EXERCISE INPUTS
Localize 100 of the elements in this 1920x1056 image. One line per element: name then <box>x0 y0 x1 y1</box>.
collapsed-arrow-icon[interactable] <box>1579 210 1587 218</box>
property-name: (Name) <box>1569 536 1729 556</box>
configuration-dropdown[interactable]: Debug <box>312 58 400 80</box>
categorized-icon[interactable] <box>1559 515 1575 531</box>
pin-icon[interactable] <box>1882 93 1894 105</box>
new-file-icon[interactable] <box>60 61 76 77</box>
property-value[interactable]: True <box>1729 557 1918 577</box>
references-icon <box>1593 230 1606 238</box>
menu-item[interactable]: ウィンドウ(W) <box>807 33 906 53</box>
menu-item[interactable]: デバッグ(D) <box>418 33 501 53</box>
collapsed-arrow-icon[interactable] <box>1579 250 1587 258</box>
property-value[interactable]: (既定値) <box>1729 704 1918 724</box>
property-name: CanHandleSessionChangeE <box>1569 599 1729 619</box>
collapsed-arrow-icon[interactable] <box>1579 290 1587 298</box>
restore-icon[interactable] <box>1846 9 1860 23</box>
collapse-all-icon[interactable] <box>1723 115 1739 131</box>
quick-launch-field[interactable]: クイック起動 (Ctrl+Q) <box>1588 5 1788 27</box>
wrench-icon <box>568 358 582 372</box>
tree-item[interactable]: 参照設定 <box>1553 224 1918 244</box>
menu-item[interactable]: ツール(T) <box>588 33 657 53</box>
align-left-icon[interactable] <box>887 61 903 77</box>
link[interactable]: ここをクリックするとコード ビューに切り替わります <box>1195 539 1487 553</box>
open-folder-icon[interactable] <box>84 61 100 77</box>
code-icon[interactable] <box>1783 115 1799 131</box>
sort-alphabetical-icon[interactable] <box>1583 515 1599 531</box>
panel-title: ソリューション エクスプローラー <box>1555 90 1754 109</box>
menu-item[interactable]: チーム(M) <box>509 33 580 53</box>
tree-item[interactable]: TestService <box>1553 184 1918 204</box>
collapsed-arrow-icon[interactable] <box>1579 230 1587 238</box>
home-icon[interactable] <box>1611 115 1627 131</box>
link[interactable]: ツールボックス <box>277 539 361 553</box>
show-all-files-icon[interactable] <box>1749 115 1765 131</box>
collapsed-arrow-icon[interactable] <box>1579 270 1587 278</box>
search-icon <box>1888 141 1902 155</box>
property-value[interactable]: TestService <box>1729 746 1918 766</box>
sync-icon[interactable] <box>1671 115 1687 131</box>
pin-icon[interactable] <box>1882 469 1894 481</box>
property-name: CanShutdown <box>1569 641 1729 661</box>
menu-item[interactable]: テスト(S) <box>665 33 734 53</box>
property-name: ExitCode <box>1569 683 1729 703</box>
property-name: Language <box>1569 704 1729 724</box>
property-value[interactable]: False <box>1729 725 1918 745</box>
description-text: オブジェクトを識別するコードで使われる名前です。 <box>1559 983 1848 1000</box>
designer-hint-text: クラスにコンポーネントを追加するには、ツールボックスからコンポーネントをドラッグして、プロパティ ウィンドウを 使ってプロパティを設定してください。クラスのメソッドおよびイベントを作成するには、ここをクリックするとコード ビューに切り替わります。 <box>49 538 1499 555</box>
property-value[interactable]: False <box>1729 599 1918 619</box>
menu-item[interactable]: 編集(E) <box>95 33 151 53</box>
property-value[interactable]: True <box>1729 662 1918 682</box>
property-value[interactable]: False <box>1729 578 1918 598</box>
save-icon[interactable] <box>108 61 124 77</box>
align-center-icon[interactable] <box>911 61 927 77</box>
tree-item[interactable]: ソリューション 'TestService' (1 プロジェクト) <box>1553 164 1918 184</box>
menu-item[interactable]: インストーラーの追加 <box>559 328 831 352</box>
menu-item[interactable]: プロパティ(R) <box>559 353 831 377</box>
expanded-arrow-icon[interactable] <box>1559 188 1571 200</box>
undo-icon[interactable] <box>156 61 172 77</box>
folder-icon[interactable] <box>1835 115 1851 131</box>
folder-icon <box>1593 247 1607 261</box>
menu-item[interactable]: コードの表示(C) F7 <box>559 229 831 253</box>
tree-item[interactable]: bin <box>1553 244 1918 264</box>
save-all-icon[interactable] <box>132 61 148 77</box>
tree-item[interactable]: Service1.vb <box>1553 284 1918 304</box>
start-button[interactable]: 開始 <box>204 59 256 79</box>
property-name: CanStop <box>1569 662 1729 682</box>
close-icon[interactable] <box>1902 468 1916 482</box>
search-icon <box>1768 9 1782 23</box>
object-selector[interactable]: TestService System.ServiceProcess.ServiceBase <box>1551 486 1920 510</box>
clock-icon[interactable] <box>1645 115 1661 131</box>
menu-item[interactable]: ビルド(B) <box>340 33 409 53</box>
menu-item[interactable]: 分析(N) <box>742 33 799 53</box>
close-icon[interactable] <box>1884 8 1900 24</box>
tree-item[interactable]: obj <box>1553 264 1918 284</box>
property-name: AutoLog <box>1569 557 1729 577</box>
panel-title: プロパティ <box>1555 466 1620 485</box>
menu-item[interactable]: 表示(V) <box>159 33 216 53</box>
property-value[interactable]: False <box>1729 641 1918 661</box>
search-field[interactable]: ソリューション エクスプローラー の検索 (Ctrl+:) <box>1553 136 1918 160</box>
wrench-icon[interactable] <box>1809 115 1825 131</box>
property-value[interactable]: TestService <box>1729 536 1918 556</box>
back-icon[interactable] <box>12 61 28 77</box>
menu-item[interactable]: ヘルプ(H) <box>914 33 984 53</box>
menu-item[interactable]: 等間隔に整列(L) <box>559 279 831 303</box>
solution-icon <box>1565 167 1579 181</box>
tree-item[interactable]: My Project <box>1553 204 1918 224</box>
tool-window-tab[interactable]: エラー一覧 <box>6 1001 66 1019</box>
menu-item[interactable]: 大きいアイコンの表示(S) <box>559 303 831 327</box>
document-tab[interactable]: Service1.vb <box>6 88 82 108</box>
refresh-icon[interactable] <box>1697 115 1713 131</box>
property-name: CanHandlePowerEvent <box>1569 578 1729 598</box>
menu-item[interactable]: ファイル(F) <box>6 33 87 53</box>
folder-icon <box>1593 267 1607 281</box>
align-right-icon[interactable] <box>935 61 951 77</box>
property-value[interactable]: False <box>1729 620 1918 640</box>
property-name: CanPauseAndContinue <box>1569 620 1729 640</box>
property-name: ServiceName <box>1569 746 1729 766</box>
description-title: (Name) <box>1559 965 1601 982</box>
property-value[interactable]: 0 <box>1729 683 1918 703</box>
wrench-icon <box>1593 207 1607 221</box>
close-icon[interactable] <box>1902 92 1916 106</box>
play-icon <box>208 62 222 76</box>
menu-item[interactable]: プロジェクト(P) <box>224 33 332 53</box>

OBJECTIVE
Arrange the entries as a Markdown table with the columns "Row" and "Entry line", starting at the first line of the entries and ending at the line that contains "sort-alphabetical-icon[interactable] <box>1583 515", both included. Number each row, put the line in the second column, and omit blank lines.

RESULT FOR THIS EXERCISE
| Row | Entry line |
|---|---|
| 1 | Localize 100 of the elements in this 1920x1056 image. One line per element: name then <box>x0 y0 x1 y1</box>. |
| 2 | collapsed-arrow-icon[interactable] <box>1579 210 1587 218</box> |
| 3 | property-name: (Name) <box>1569 536 1729 556</box> |
| 4 | configuration-dropdown[interactable]: Debug <box>312 58 400 80</box> |
| 5 | categorized-icon[interactable] <box>1559 515 1575 531</box> |
| 6 | pin-icon[interactable] <box>1882 93 1894 105</box> |
| 7 | new-file-icon[interactable] <box>60 61 76 77</box> |
| 8 | property-value[interactable]: True <box>1729 557 1918 577</box> |
| 9 | references-icon <box>1593 230 1606 238</box> |
| 10 | menu-item[interactable]: ウィンドウ(W) <box>807 33 906 53</box> |
| 11 | menu-item[interactable]: デバッグ(D) <box>418 33 501 53</box> |
| 12 | collapsed-arrow-icon[interactable] <box>1579 250 1587 258</box> |
| 13 | property-value[interactable]: (既定値) <box>1729 704 1918 724</box> |
| 14 | property-name: CanHandleSessionChangeE <box>1569 599 1729 619</box> |
| 15 | collapsed-arrow-icon[interactable] <box>1579 290 1587 298</box> |
| 16 | restore-icon[interactable] <box>1846 9 1860 23</box> |
| 17 | collapse-all-icon[interactable] <box>1723 115 1739 131</box> |
| 18 | quick-launch-field[interactable]: クイック起動 (Ctrl+Q) <box>1588 5 1788 27</box> |
| 19 | wrench-icon <box>568 358 582 372</box> |
| 20 | tree-item[interactable]: 参照設定 <box>1553 224 1918 244</box> |
| 21 | menu-item[interactable]: ツール(T) <box>588 33 657 53</box> |
| 22 | align-left-icon[interactable] <box>887 61 903 77</box> |
| 23 | link[interactable]: ここをクリックするとコード ビューに切り替わります <box>1195 539 1487 553</box> |
| 24 | open-folder-icon[interactable] <box>84 61 100 77</box> |
| 25 | code-icon[interactable] <box>1783 115 1799 131</box> |
| 26 | sort-alphabetical-icon[interactable] <box>1583 515 1599 531</box> |